-- START --
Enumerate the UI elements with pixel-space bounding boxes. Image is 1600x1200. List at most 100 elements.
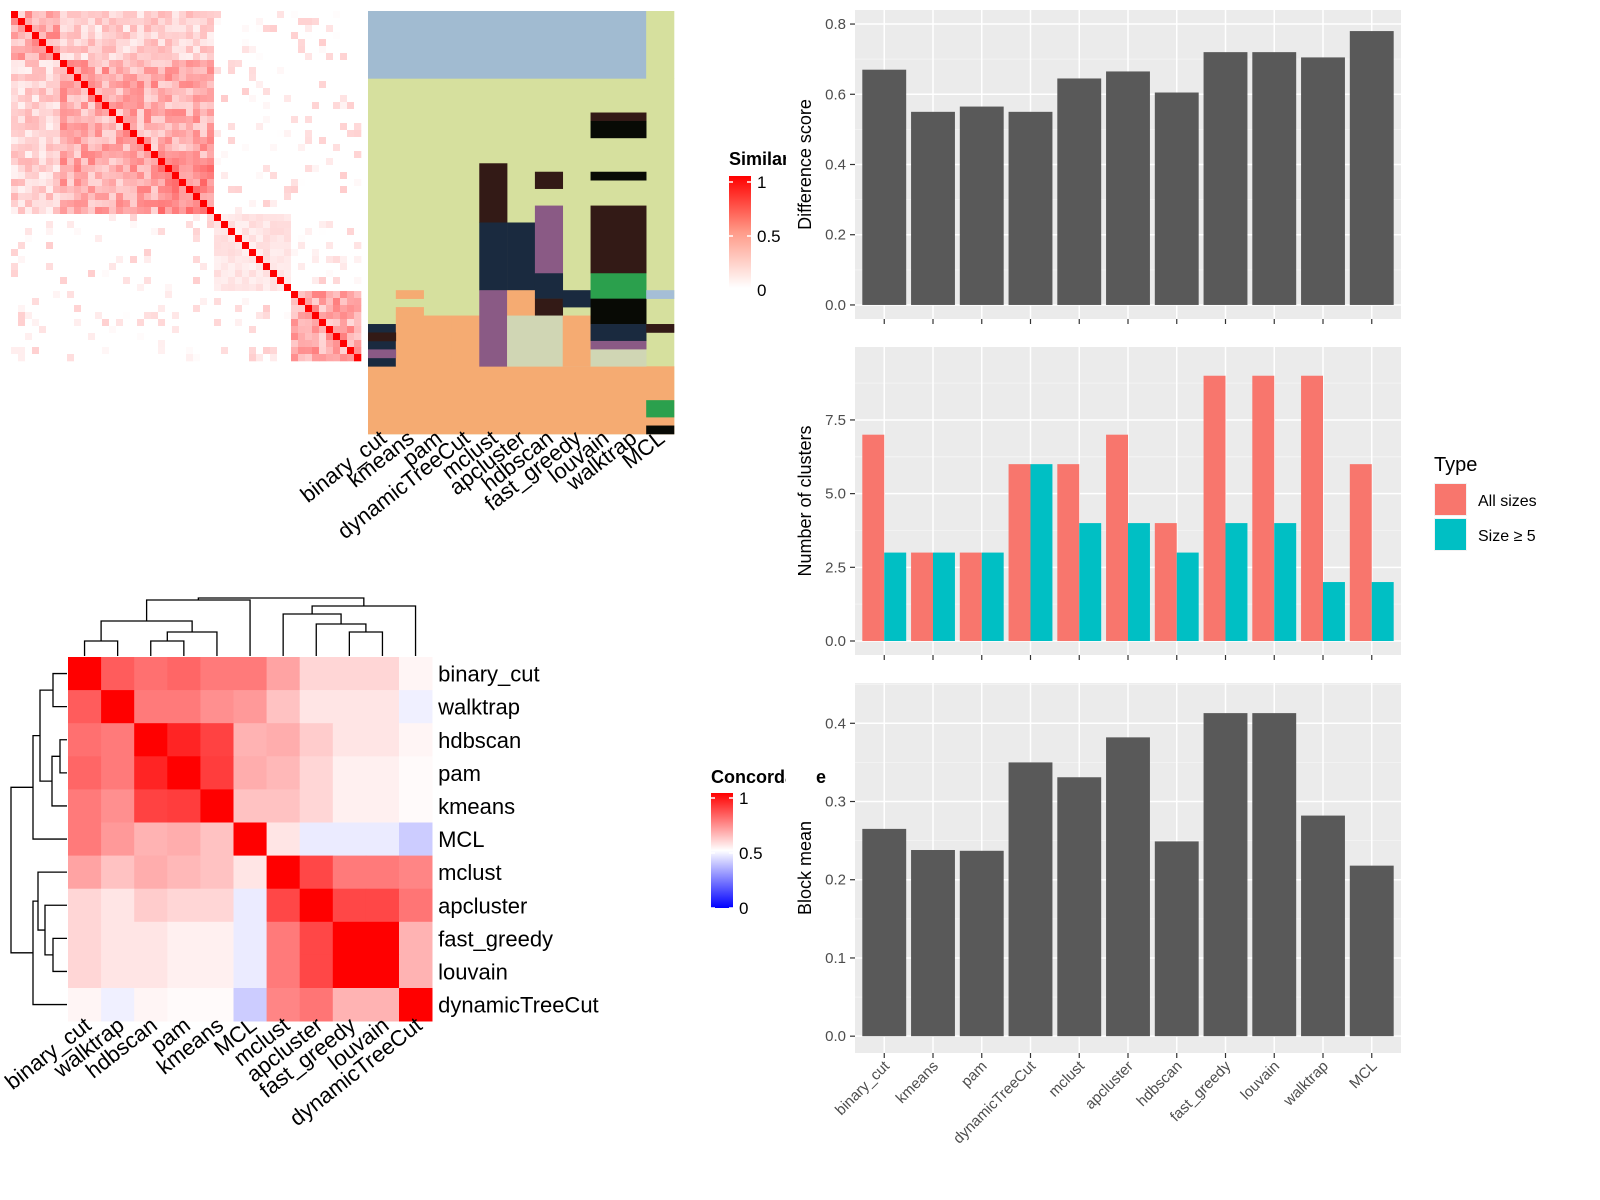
legend-tick-label: 0 xyxy=(757,281,766,300)
similarity-cell xyxy=(116,235,124,243)
similarity-cell xyxy=(193,263,201,271)
similarity-cell xyxy=(18,67,26,75)
similarity-cell xyxy=(291,144,299,152)
similarity-cell xyxy=(137,242,145,250)
similarity-cell xyxy=(123,312,131,320)
similarity-cell xyxy=(214,25,222,33)
y-tick-label: 0.2 xyxy=(825,872,846,889)
similarity-cell xyxy=(326,291,334,299)
similarity-cell xyxy=(102,151,110,159)
legend-tick-label: 0.5 xyxy=(739,844,763,863)
similarity-cell xyxy=(165,291,173,299)
similarity-cell xyxy=(354,200,362,208)
similarity-cell xyxy=(228,235,236,243)
concordance-cell xyxy=(200,723,234,757)
similarity-cell xyxy=(326,333,334,341)
similarity-cell xyxy=(291,200,299,208)
bar xyxy=(862,69,907,305)
similarity-cell xyxy=(312,32,320,40)
similarity-cell xyxy=(158,116,166,124)
similarity-cell xyxy=(214,81,222,89)
similarity-cell xyxy=(228,249,236,257)
similarity-cell xyxy=(298,305,306,313)
x-tick-label: apcluster xyxy=(1082,1058,1137,1113)
similarity-cell xyxy=(228,172,236,180)
similarity-cell xyxy=(340,200,348,208)
similarity-cell xyxy=(235,228,243,236)
bar xyxy=(911,850,955,1037)
similarity-cell xyxy=(340,88,348,96)
similarity-cell xyxy=(144,277,152,285)
similarity-cell xyxy=(116,53,124,61)
concordance-cell xyxy=(266,855,301,890)
similarity-cell xyxy=(116,74,124,82)
similarity-cell xyxy=(18,333,26,341)
dendrogram-branch xyxy=(44,904,67,956)
similarity-cell xyxy=(179,200,187,208)
similarity-cell xyxy=(39,214,47,222)
similarity-cell xyxy=(74,347,82,355)
similarity-cell xyxy=(130,256,138,264)
similarity-cell xyxy=(74,242,82,250)
similarity-cell xyxy=(221,144,229,152)
similarity-cell xyxy=(81,333,89,341)
similarity-cell xyxy=(284,347,292,355)
similarity-cell xyxy=(39,312,47,320)
similarity-cell xyxy=(298,18,306,26)
similarity-cell xyxy=(319,18,327,26)
similarity-cell xyxy=(53,305,61,313)
similarity-cell xyxy=(60,172,68,180)
similarity-cell xyxy=(32,116,40,124)
similarity-cell xyxy=(60,186,68,194)
similarity-cell xyxy=(123,60,131,68)
similarity-cell xyxy=(130,228,138,236)
similarity-cell xyxy=(354,298,362,306)
similarity-cell xyxy=(186,53,194,61)
similarity-cell xyxy=(53,291,61,299)
similarity-cell xyxy=(277,39,285,47)
similarity-cell xyxy=(270,137,278,145)
similarity-cell xyxy=(53,228,61,236)
similarity-cell xyxy=(11,88,19,96)
similarity-cell xyxy=(179,228,187,236)
similarity-cell xyxy=(109,88,117,96)
similarity-cell xyxy=(284,207,292,215)
y-tick-label: 0.4 xyxy=(825,157,846,174)
similarity-cell xyxy=(46,235,54,243)
similarity-cell xyxy=(102,95,110,103)
similarity-cell xyxy=(298,25,306,33)
similarity-cell xyxy=(95,102,103,110)
similarity-cell xyxy=(158,249,166,257)
similarity-cell xyxy=(249,25,257,33)
similarity-cell xyxy=(81,67,89,75)
similarity-cell xyxy=(207,214,215,222)
similarity-cell xyxy=(151,298,159,306)
similarity-cell xyxy=(200,144,208,152)
y-axis-label: Number of clusters xyxy=(795,425,815,576)
similarity-cell xyxy=(228,200,236,208)
similarity-cell xyxy=(179,354,187,362)
similarity-cell xyxy=(25,81,33,89)
similarity-cell xyxy=(102,165,110,173)
similarity-cell xyxy=(214,298,222,306)
similarity-cell xyxy=(60,312,68,320)
similarity-cell xyxy=(116,116,124,124)
similarity-cell xyxy=(347,340,355,348)
similarity-cell xyxy=(81,221,89,229)
similarity-cell xyxy=(74,256,82,264)
similarity-cell xyxy=(221,11,229,19)
similarity-cell xyxy=(123,347,131,355)
dendrogram-branch xyxy=(52,672,67,708)
similarity-cell xyxy=(270,326,278,334)
similarity-cell xyxy=(39,186,47,194)
similarity-cell xyxy=(256,116,264,124)
similarity-cell xyxy=(347,144,355,152)
similarity-cell xyxy=(74,172,82,180)
similarity-cell xyxy=(270,193,278,201)
similarity-cell xyxy=(137,109,145,117)
similarity-cell xyxy=(137,130,145,138)
similarity-cell xyxy=(305,284,313,292)
similarity-cell xyxy=(88,354,96,362)
similarity-cell xyxy=(165,172,173,180)
similarity-cell xyxy=(193,46,201,54)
-- END --
▸ **The exercise**
Please copy out all of the lines above word for word, leaving out the pictures.

▸ **Complete output**
Enumerate the UI elements with pixel-space bounding boxes. Image is 1600x1200. List at most 100 elements.
legend-tick-label: 0 xyxy=(757,281,766,300)
similarity-cell xyxy=(116,235,124,243)
similarity-cell xyxy=(193,263,201,271)
similarity-cell xyxy=(18,67,26,75)
similarity-cell xyxy=(291,144,299,152)
similarity-cell xyxy=(137,242,145,250)
similarity-cell xyxy=(123,312,131,320)
similarity-cell xyxy=(214,25,222,33)
y-tick-label: 0.2 xyxy=(825,872,846,889)
similarity-cell xyxy=(326,291,334,299)
similarity-cell xyxy=(102,151,110,159)
legend-tick-label: 0.5 xyxy=(739,844,763,863)
similarity-cell xyxy=(165,291,173,299)
similarity-cell xyxy=(354,200,362,208)
similarity-cell xyxy=(228,235,236,243)
concordance-cell xyxy=(200,723,234,757)
similarity-cell xyxy=(326,333,334,341)
similarity-cell xyxy=(291,200,299,208)
bar xyxy=(862,69,907,305)
similarity-cell xyxy=(312,32,320,40)
similarity-cell xyxy=(158,116,166,124)
similarity-cell xyxy=(214,81,222,89)
similarity-cell xyxy=(228,249,236,257)
similarity-cell xyxy=(298,305,306,313)
x-tick-label: apcluster xyxy=(1082,1058,1137,1113)
similarity-cell xyxy=(228,172,236,180)
similarity-cell xyxy=(340,200,348,208)
similarity-cell xyxy=(235,228,243,236)
bar xyxy=(911,850,955,1037)
similarity-cell xyxy=(340,88,348,96)
similarity-cell xyxy=(144,277,152,285)
similarity-cell xyxy=(116,53,124,61)
concordance-cell xyxy=(266,855,301,890)
similarity-cell xyxy=(116,74,124,82)
similarity-cell xyxy=(18,333,26,341)
dendrogram-branch xyxy=(44,904,67,956)
similarity-cell xyxy=(179,200,187,208)
similarity-cell xyxy=(39,214,47,222)
similarity-cell xyxy=(74,347,82,355)
similarity-cell xyxy=(130,256,138,264)
similarity-cell xyxy=(74,242,82,250)
similarity-cell xyxy=(221,144,229,152)
similarity-cell xyxy=(81,333,89,341)
similarity-cell xyxy=(284,347,292,355)
similarity-cell xyxy=(39,312,47,320)
similarity-cell xyxy=(298,18,306,26)
similarity-cell xyxy=(319,18,327,26)
similarity-cell xyxy=(53,305,61,313)
similarity-cell xyxy=(60,172,68,180)
similarity-cell xyxy=(32,116,40,124)
similarity-cell xyxy=(60,186,68,194)
similarity-cell xyxy=(123,60,131,68)
similarity-cell xyxy=(130,228,138,236)
similarity-cell xyxy=(354,298,362,306)
similarity-cell xyxy=(186,53,194,61)
similarity-cell xyxy=(53,291,61,299)
similarity-cell xyxy=(277,39,285,47)
similarity-cell xyxy=(270,137,278,145)
similarity-cell xyxy=(53,228,61,236)
similarity-cell xyxy=(11,88,19,96)
similarity-cell xyxy=(179,228,187,236)
similarity-cell xyxy=(109,88,117,96)
similarity-cell xyxy=(284,207,292,215)
y-tick-label: 0.4 xyxy=(825,157,846,174)
similarity-cell xyxy=(46,235,54,243)
similarity-cell xyxy=(102,95,110,103)
similarity-cell xyxy=(298,25,306,33)
similarity-cell xyxy=(95,102,103,110)
similarity-cell xyxy=(158,249,166,257)
similarity-cell xyxy=(249,25,257,33)
similarity-cell xyxy=(81,67,89,75)
similarity-cell xyxy=(207,214,215,222)
similarity-cell xyxy=(151,298,159,306)
similarity-cell xyxy=(200,144,208,152)
y-axis-label: Number of clusters xyxy=(795,425,815,576)
similarity-cell xyxy=(228,200,236,208)
similarity-cell xyxy=(179,354,187,362)
similarity-cell xyxy=(25,81,33,89)
similarity-cell xyxy=(102,165,110,173)
similarity-cell xyxy=(214,298,222,306)
similarity-cell xyxy=(60,312,68,320)
similarity-cell xyxy=(116,116,124,124)
similarity-cell xyxy=(347,340,355,348)
similarity-cell xyxy=(81,221,89,229)
similarity-cell xyxy=(74,256,82,264)
similarity-cell xyxy=(221,11,229,19)
similarity-cell xyxy=(123,347,131,355)
dendrogram-branch xyxy=(52,672,67,708)
similarity-cell xyxy=(270,326,278,334)
similarity-cell xyxy=(39,186,47,194)
similarity-cell xyxy=(256,116,264,124)
similarity-cell xyxy=(347,144,355,152)
similarity-cell xyxy=(74,172,82,180)
similarity-cell xyxy=(270,193,278,201)
similarity-cell xyxy=(137,109,145,117)
similarity-cell xyxy=(137,130,145,138)
similarity-cell xyxy=(305,284,313,292)
similarity-cell xyxy=(88,354,96,362)
similarity-cell xyxy=(165,172,173,180)
similarity-cell xyxy=(193,46,201,54)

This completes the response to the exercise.